### OBJECTIVE
Copy every line of the data exactly, leaving nothing out.

**** RECORD EXTRACTS ****

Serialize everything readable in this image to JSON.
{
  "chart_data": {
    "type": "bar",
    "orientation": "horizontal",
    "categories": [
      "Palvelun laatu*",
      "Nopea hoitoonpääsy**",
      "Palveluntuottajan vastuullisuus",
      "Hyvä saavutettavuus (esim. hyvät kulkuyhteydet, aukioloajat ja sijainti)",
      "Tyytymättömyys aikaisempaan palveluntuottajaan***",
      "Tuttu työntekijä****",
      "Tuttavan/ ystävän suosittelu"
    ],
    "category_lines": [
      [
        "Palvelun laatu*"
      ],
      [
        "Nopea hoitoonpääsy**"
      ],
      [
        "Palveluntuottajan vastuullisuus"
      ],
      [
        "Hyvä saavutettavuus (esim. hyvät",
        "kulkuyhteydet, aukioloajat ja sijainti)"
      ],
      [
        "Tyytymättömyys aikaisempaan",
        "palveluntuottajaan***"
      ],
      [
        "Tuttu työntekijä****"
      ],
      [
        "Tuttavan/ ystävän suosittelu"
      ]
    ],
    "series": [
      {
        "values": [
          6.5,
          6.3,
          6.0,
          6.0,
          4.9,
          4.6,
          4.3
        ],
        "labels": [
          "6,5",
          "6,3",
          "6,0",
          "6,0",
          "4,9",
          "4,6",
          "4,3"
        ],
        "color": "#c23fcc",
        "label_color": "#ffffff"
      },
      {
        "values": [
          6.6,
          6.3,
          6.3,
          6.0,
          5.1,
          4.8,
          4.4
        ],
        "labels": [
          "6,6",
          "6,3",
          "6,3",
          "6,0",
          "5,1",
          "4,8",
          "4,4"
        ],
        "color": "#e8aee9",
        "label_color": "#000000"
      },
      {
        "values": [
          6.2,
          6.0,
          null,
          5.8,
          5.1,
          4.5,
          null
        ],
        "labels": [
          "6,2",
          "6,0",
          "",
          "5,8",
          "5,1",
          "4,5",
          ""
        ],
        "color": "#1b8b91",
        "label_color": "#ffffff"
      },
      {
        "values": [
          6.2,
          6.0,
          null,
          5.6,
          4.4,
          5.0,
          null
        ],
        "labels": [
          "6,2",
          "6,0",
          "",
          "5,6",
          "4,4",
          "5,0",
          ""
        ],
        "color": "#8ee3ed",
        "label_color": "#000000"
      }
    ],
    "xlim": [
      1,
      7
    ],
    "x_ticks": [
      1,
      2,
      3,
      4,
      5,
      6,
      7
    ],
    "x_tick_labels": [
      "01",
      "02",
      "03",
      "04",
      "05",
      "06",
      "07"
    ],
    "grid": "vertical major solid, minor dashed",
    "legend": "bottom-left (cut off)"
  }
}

****

### WORKED ANSWER
Serialize everything readable in this image to JSON.
{
  "chart_data": {
    "type": "bar",
    "orientation": "horizontal",
    "categories": [
      "Palvelun laatu*",
      "Nopea hoitoonpääsy**",
      "Palveluntuottajan vastuullisuus",
      "Hyvä saavutettavuus (esim. hyvät kulkuyhteydet, aukioloajat ja sijainti)",
      "Tyytymättömyys aikaisempaan palveluntuottajaan***",
      "Tuttu työntekijä****",
      "Tuttavan/ ystävän suosittelu"
    ],
    "category_lines": [
      [
        "Palvelun laatu*"
      ],
      [
        "Nopea hoitoonpääsy**"
      ],
      [
        "Palveluntuottajan vastuullisuus"
      ],
      [
        "Hyvä saavutettavuus (esim. hyvät",
        "kulkuyhteydet, aukioloajat ja sijainti)"
      ],
      [
        "Tyytymättömyys aikaisempaan",
        "palveluntuottajaan***"
      ],
      [
        "Tuttu työntekijä****"
      ],
      [
        "Tuttavan/ ystävän suosittelu"
      ]
    ],
    "series": [
      {
        "values": [
          6.5,
          6.3,
          6.0,
          6.0,
          4.9,
          4.6,
          4.3
        ],
        "labels": [
          "6,5",
          "6,3",
          "6,0",
          "6,0",
          "4,9",
          "4,6",
          "4,3"
        ],
        "color": "#c23fcc",
        "label_color": "#ffffff"
      },
      {
        "values": [
          6.6,
          6.3,
          6.3,
          6.0,
          5.1,
          4.8,
          4.4
        ],
        "labels": [
          "6,6",
          "6,3",
          "6,3",
          "6,0",
          "5,1",
          "4,8",
          "4,4"
        ],
        "color": "#e8aee9",
        "label_color": "#000000"
      },
      {
        "values": [
          6.2,
          6.0,
          null,
          5.8,
          5.1,
          4.5,
          null
        ],
        "labels": [
          "6,2",
          "6,0",
          "",
          "5,8",
          "5,1",
          "4,5",
          ""
        ],
        "color": "#1b8b91",
        "label_color": "#ffffff"
      },
      {
        "values": [
          6.2,
          6.0,
          null,
          5.6,
          4.4,
          5.0,
          null
        ],
        "labels": [
          "6,2",
          "6,0",
          "",
          "5,6",
          "4,4",
          "5,0",
          ""
        ],
        "color": "#8ee3ed",
        "label_color": "#000000"
      }
    ],
    "xlim": [
      1,
      7
    ],
    "x_ticks": [
      1,
      2,
      3,
      4,
      5,
      6,
      7
    ],
    "x_tick_labels": [
      "01",
      "02",
      "03",
      "04",
      "05",
      "06",
      "07"
    ],
    "grid": "vertical major solid, minor dashed",
    "legend": "bottom-left (cut off)"
  }
}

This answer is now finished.